GIVEN TASK
Review the material line by line. Identify and copy every line that contains the string "Operado".

PROVIDED DATA
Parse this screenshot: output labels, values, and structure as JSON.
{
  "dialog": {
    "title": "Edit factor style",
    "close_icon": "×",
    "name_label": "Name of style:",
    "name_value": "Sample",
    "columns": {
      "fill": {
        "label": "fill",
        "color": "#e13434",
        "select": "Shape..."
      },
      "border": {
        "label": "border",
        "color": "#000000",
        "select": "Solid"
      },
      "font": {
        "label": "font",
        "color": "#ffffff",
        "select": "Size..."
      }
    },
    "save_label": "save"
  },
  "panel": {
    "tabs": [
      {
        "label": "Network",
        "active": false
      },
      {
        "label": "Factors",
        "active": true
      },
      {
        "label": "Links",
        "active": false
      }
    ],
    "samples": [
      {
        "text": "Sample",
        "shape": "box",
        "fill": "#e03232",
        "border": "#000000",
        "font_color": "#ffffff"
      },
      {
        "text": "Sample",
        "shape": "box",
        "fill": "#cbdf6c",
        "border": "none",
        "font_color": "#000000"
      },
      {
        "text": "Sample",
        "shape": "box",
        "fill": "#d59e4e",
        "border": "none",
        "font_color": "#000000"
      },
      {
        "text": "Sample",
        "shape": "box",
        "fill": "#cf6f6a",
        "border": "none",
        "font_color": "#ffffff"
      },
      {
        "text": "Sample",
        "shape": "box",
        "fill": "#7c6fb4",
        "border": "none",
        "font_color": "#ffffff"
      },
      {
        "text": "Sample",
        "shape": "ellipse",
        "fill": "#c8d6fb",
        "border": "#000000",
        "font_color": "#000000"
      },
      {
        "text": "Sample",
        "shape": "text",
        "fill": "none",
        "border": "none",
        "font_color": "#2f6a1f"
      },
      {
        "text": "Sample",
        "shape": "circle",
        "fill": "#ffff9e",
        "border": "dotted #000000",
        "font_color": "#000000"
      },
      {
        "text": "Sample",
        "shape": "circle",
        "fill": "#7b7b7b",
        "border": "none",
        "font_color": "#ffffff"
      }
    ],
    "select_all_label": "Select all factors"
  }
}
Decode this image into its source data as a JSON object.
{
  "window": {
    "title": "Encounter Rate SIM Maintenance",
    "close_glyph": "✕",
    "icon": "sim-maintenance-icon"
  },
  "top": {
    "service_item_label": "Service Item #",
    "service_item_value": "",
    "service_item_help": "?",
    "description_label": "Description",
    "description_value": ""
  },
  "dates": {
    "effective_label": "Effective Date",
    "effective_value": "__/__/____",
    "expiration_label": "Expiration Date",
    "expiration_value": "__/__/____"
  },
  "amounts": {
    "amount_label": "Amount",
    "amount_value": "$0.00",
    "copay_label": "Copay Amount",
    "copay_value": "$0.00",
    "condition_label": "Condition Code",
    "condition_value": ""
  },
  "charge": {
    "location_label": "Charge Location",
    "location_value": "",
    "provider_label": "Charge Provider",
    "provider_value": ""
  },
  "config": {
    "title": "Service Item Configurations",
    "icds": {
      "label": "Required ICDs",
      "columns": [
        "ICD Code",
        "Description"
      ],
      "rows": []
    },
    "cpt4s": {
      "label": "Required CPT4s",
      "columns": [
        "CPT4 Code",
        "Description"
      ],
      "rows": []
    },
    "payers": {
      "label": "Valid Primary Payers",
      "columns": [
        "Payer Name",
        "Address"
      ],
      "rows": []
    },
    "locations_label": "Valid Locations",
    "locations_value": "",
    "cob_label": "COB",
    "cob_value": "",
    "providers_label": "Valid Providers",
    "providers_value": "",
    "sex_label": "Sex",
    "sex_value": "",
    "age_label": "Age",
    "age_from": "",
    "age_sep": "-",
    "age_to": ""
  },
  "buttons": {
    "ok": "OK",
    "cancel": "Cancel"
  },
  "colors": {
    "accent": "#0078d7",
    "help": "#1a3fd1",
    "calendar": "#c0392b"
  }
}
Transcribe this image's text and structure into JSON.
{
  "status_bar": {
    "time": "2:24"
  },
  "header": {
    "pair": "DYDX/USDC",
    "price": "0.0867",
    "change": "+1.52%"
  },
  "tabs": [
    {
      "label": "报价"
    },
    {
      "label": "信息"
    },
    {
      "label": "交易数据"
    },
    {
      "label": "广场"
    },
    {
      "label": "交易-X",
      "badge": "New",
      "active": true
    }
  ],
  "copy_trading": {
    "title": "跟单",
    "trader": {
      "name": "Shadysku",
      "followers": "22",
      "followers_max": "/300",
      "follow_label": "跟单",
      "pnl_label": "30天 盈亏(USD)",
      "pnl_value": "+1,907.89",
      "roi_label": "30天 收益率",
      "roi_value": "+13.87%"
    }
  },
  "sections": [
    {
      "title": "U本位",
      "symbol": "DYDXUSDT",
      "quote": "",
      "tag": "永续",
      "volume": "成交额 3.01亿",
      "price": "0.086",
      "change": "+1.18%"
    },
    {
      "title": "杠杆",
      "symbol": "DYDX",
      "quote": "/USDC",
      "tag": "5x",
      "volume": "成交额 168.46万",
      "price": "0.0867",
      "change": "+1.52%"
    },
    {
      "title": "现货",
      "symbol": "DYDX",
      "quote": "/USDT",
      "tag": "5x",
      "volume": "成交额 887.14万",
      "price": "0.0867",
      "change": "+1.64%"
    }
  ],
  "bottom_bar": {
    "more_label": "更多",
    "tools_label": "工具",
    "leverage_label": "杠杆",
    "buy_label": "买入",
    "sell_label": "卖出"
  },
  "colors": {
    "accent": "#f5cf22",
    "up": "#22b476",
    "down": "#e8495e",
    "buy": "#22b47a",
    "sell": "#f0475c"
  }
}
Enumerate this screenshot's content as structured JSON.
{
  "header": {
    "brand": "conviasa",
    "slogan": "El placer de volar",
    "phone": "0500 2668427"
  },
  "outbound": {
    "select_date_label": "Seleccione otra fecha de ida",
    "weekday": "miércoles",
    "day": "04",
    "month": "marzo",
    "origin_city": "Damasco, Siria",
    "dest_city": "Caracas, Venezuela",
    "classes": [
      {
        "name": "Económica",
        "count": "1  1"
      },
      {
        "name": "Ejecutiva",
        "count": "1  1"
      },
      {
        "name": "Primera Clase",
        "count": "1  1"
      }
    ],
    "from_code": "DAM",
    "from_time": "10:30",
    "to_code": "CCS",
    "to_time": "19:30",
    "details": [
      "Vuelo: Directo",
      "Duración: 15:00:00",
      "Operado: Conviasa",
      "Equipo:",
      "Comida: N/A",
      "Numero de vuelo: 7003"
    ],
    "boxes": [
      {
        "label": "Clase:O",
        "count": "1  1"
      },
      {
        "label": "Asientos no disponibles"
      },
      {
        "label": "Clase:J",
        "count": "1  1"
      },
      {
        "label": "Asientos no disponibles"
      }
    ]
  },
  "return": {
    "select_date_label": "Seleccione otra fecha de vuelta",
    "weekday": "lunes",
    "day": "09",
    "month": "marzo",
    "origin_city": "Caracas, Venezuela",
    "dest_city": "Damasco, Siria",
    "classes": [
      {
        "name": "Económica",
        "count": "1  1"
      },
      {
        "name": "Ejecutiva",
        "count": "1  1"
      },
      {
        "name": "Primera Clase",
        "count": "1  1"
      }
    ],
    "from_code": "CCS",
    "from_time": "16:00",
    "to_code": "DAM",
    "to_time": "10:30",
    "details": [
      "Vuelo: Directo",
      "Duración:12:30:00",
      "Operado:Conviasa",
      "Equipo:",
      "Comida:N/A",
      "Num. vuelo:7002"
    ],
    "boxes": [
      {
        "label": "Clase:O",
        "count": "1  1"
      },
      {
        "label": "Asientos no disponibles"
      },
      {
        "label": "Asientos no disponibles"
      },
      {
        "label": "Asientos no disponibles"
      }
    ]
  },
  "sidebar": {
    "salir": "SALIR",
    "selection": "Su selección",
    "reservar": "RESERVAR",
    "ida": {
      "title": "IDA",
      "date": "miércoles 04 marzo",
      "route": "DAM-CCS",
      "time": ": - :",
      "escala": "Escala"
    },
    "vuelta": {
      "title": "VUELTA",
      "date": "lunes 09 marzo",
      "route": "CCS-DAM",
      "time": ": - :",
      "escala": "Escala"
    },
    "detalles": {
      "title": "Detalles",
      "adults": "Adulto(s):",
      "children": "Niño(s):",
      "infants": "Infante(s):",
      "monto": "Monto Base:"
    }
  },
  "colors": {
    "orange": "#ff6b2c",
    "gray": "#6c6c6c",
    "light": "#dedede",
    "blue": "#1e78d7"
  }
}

RESPONSE TO THE EXERCISE
      "Operado: Conviasa",
      "Operado:Conviasa",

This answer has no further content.